Work instructions:
Shown below is a listing with pictures; reproduce exactly, and only, the lines between the ones containing "Decode this image" and "Enumerate this screenshot's", inclusive, leaving the pictures out.

Data records:

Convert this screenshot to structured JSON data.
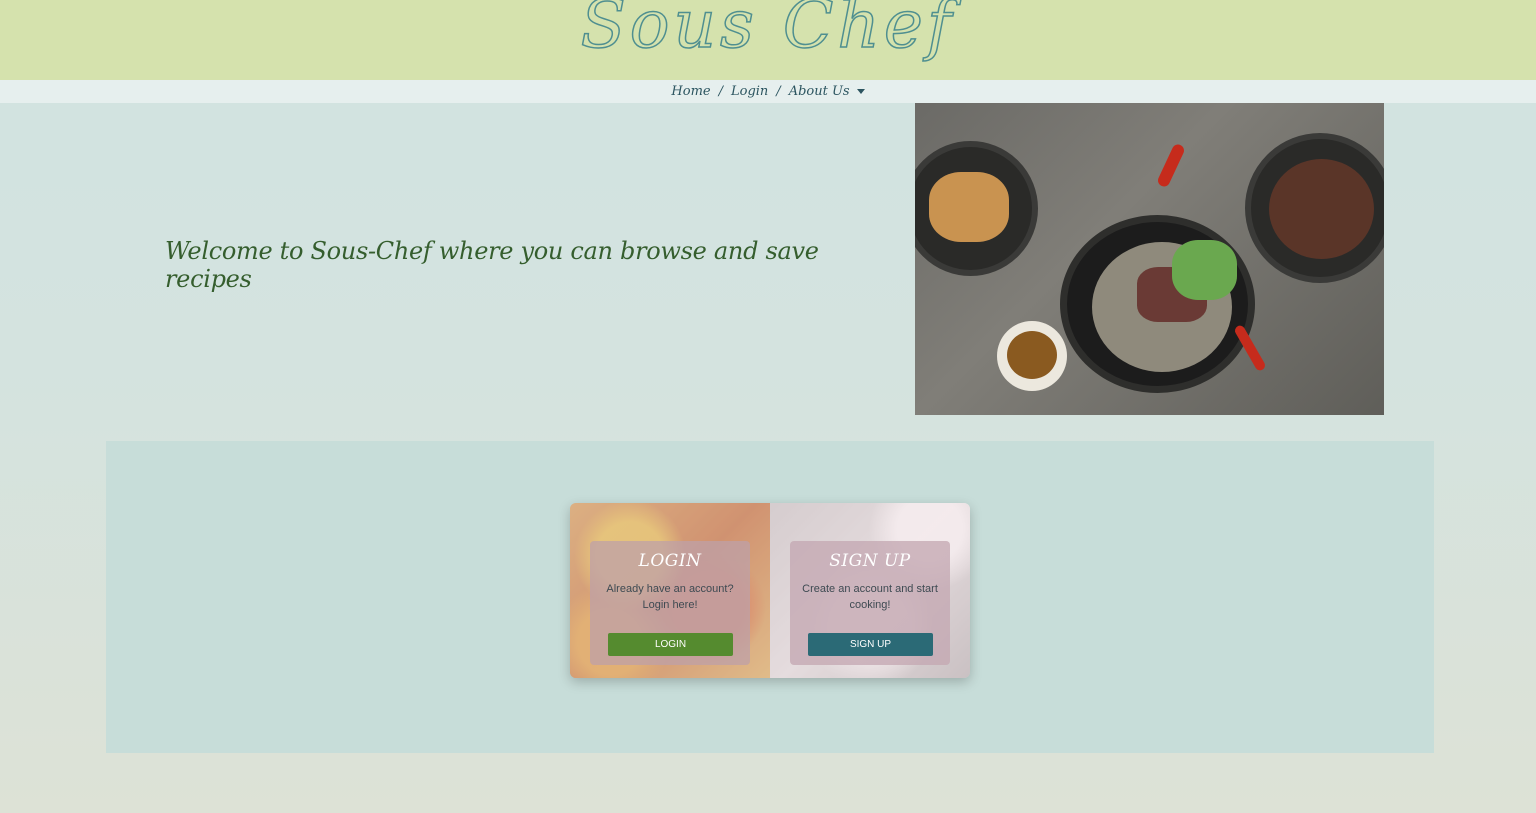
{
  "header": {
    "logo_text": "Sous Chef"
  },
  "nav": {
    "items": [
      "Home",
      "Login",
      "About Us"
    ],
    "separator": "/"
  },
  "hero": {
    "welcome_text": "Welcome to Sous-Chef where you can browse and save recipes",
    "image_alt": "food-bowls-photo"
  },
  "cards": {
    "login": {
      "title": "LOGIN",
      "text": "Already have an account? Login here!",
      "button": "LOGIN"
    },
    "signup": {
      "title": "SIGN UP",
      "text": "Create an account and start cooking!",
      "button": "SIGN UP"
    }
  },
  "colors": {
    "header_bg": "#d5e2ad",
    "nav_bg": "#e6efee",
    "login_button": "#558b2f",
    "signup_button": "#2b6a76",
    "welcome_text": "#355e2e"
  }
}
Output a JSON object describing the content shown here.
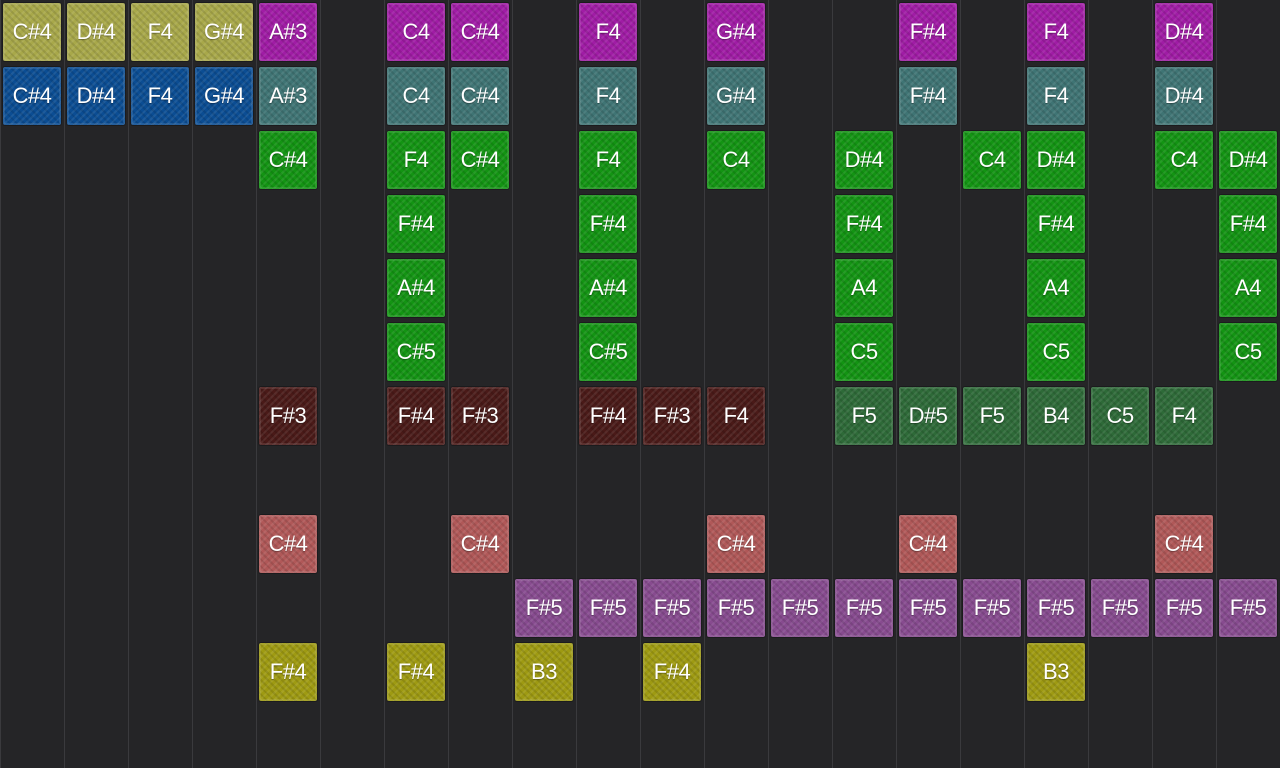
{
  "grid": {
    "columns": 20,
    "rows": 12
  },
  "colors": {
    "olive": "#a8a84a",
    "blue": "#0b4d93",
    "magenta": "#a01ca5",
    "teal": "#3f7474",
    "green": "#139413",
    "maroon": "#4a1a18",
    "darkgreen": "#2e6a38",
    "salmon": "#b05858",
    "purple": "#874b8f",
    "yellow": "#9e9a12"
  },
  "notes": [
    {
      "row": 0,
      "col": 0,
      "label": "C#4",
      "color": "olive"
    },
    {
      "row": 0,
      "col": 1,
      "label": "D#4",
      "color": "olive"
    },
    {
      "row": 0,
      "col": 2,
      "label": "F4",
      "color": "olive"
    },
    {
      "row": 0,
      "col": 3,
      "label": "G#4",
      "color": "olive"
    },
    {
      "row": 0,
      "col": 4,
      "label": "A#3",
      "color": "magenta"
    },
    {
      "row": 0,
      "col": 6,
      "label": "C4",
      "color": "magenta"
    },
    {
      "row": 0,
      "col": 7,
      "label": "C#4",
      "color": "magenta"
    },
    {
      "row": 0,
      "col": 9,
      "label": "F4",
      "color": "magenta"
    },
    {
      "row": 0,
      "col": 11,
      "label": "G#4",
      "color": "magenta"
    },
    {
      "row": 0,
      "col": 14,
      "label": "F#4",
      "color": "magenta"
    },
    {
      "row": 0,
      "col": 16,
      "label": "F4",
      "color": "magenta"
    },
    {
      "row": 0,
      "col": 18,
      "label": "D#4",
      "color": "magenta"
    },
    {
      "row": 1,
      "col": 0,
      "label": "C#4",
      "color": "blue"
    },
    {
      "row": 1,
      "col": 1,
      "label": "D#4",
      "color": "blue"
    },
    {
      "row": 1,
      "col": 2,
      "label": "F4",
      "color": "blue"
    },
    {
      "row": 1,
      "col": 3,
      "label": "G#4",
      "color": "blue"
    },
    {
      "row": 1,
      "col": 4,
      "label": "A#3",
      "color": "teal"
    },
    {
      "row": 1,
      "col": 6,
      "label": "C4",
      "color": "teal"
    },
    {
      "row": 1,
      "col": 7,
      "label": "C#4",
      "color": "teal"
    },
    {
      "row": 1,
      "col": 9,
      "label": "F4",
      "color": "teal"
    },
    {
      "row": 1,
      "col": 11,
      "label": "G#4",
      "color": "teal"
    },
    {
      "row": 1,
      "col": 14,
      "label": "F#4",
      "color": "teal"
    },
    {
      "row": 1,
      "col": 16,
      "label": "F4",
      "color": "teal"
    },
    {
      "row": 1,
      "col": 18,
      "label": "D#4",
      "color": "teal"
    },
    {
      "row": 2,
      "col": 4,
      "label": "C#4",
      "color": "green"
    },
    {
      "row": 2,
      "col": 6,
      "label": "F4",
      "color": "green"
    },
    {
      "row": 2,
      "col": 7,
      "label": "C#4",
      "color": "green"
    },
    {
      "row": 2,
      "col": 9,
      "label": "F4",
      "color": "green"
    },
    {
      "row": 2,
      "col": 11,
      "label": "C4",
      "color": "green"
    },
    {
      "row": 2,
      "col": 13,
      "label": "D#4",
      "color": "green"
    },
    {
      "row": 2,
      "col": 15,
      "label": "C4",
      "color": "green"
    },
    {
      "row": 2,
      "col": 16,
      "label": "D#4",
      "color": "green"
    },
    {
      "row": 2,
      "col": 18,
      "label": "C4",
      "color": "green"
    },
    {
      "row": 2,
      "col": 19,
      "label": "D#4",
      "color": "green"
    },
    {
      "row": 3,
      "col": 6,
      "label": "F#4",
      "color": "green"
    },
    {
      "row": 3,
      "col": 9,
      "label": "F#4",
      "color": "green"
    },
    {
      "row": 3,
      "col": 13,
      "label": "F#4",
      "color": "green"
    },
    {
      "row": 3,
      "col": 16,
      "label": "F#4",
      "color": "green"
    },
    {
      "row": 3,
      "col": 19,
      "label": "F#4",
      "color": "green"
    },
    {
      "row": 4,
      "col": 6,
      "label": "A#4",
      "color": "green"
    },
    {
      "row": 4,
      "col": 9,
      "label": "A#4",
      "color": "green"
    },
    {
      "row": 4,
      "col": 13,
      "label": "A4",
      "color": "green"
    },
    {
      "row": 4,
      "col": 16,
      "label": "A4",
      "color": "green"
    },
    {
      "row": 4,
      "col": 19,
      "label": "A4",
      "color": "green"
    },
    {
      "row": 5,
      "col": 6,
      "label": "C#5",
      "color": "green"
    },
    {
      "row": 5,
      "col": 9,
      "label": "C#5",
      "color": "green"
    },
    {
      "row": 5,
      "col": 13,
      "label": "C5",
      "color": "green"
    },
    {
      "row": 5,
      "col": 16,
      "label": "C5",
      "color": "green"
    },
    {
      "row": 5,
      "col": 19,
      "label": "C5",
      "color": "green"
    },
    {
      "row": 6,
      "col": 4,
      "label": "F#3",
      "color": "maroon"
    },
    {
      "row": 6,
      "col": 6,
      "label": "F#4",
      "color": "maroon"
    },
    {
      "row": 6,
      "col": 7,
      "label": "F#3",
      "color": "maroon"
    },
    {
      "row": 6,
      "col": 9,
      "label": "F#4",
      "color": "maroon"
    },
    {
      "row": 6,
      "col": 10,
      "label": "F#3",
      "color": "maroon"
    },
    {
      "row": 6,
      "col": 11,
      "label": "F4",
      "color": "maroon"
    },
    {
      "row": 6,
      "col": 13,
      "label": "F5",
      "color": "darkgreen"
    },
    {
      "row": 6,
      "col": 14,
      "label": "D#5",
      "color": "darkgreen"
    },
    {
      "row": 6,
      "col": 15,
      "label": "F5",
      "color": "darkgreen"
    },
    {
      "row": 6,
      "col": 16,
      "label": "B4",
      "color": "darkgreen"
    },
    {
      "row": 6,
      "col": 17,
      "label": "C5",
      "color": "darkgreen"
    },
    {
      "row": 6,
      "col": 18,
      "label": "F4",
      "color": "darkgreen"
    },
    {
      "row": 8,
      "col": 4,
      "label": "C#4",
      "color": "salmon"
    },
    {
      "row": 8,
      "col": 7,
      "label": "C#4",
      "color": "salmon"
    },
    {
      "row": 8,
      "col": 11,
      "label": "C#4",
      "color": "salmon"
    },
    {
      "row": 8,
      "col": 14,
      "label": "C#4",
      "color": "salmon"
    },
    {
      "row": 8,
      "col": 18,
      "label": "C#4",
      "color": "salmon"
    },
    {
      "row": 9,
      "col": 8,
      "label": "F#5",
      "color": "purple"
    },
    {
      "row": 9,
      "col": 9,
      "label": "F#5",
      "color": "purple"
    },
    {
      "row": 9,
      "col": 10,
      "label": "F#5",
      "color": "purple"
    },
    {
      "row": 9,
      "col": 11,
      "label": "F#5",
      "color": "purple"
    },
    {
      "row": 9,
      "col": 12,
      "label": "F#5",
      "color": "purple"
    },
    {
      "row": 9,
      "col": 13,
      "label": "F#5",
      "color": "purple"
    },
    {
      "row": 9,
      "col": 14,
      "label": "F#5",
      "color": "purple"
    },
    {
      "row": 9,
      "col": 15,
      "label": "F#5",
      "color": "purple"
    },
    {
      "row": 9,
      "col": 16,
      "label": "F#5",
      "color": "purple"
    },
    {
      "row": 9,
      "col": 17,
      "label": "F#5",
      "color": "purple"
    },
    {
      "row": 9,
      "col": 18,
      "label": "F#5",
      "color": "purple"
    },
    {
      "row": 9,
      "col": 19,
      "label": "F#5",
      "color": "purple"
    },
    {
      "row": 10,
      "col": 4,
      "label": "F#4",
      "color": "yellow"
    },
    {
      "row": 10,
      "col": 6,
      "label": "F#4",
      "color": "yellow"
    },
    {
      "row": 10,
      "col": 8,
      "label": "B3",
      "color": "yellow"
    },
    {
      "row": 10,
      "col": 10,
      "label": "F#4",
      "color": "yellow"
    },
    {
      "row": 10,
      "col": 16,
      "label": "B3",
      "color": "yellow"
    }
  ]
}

--

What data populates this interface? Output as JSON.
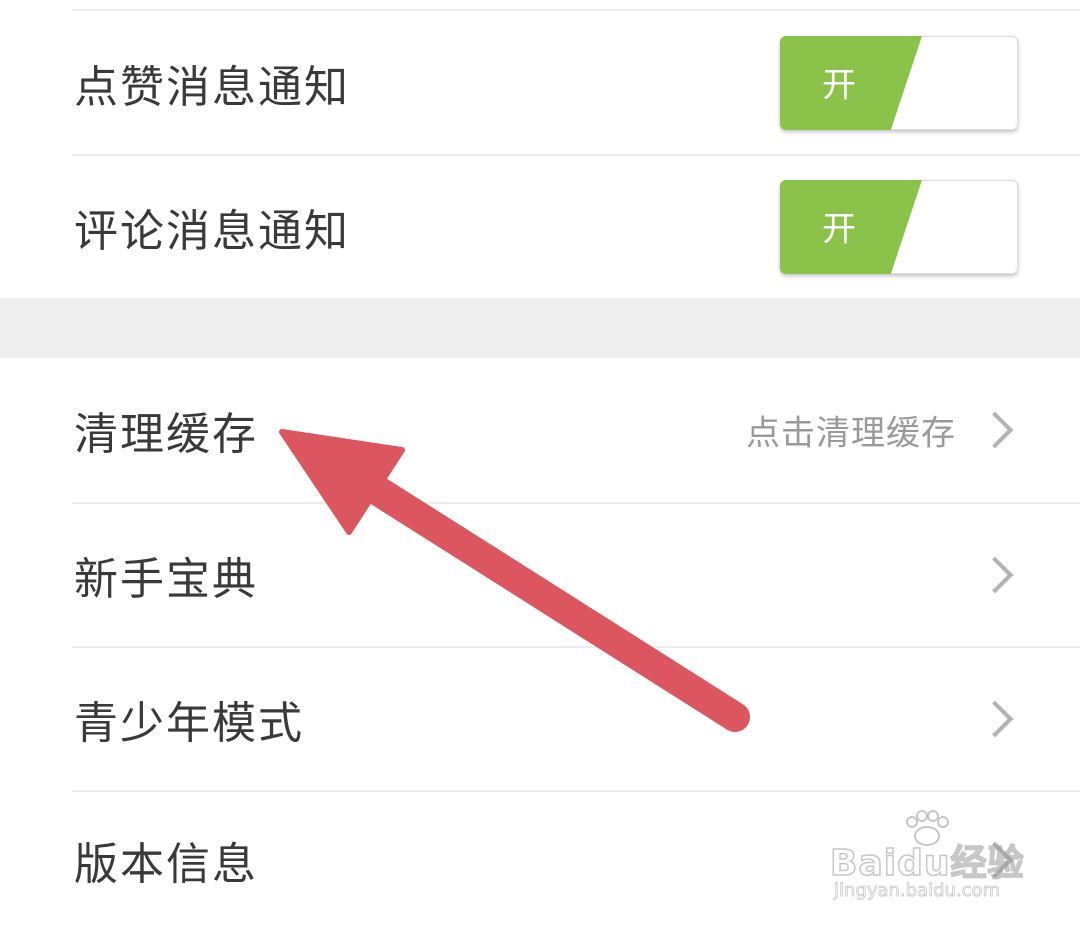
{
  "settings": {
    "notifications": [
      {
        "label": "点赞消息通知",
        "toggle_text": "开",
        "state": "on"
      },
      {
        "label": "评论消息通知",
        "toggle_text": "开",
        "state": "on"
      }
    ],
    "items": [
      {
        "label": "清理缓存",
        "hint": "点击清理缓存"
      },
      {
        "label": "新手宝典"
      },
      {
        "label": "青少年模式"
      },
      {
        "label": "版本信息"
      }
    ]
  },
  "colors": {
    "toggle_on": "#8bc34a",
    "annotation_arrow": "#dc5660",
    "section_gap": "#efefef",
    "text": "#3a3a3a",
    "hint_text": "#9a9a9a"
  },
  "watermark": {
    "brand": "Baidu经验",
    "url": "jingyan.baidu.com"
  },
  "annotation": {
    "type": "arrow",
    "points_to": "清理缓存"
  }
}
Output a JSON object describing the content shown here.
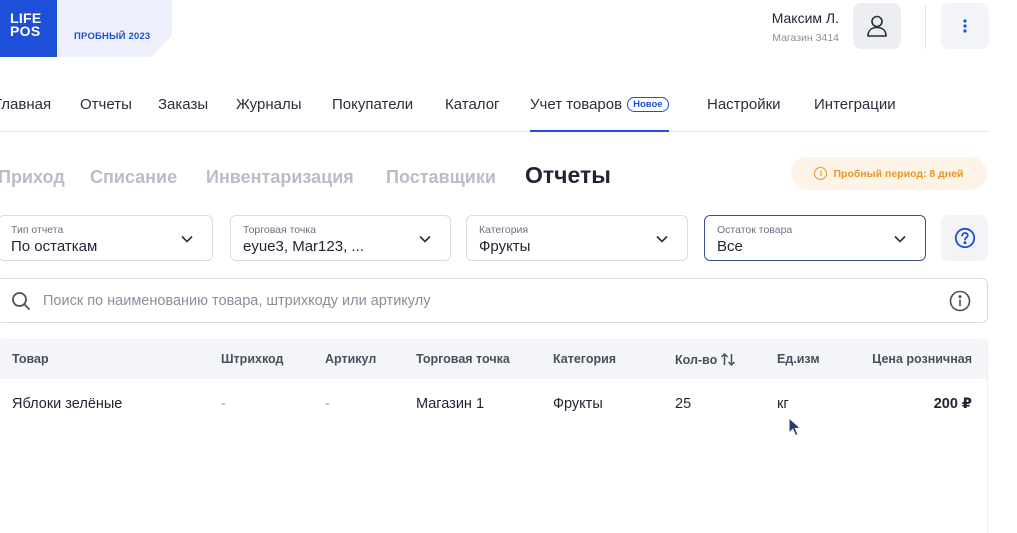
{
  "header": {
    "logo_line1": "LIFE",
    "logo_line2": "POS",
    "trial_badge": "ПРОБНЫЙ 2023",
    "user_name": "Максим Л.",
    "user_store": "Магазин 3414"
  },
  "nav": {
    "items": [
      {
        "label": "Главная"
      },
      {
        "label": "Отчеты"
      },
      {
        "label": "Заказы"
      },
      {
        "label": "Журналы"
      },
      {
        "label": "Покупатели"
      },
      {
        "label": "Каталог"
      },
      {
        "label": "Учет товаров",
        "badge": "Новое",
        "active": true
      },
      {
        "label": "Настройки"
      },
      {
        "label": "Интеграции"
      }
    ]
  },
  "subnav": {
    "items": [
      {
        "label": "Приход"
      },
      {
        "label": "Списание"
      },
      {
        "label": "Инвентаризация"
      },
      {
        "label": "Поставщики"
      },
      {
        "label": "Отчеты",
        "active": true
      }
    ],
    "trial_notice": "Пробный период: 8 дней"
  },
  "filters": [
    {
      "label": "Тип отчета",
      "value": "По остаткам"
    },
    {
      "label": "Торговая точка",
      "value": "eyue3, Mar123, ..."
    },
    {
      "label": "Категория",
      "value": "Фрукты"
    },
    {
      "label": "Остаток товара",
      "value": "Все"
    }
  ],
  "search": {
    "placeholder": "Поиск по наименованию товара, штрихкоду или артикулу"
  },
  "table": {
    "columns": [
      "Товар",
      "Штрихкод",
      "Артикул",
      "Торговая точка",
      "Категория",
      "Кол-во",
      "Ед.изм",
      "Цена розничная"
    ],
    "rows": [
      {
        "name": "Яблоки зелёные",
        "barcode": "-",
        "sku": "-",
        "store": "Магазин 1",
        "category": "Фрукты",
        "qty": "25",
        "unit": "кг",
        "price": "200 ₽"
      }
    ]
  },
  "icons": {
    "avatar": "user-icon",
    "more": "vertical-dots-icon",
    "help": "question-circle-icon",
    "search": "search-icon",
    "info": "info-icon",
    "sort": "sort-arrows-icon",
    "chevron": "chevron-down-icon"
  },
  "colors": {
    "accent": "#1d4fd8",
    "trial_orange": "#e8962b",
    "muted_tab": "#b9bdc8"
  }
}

--

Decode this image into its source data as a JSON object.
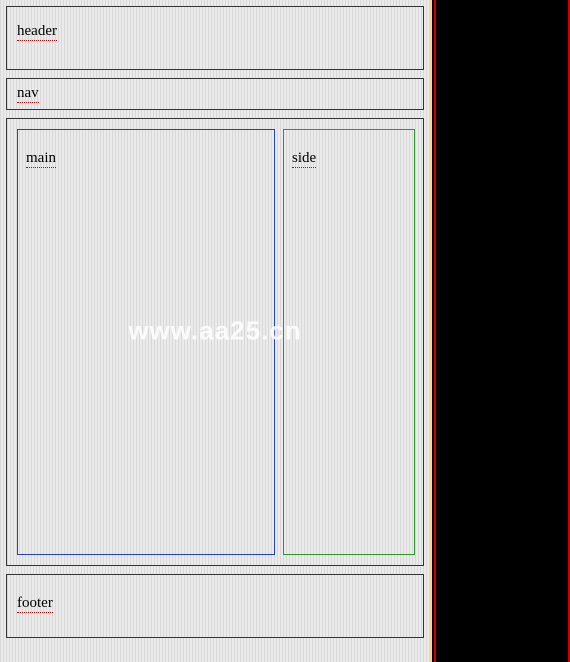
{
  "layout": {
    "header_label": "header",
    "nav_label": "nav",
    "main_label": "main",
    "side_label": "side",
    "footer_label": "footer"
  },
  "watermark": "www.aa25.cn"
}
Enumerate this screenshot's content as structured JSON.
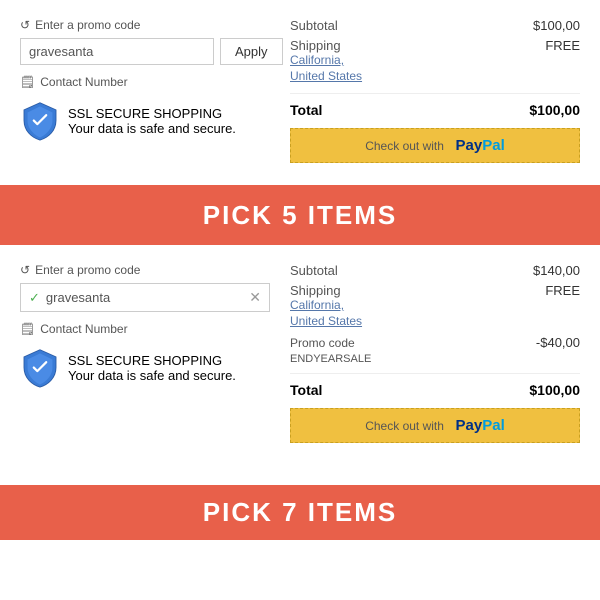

In response:
Decode this image into its source data as a JSON object.
{
  "layout": {
    "header_label": "header",
    "nav_label": "nav",
    "main_label": "main",
    "side_label": "side",
    "footer_label": "footer"
  },
  "watermark": "www.aa25.cn"
}
Enumerate this screenshot's content as structured JSON.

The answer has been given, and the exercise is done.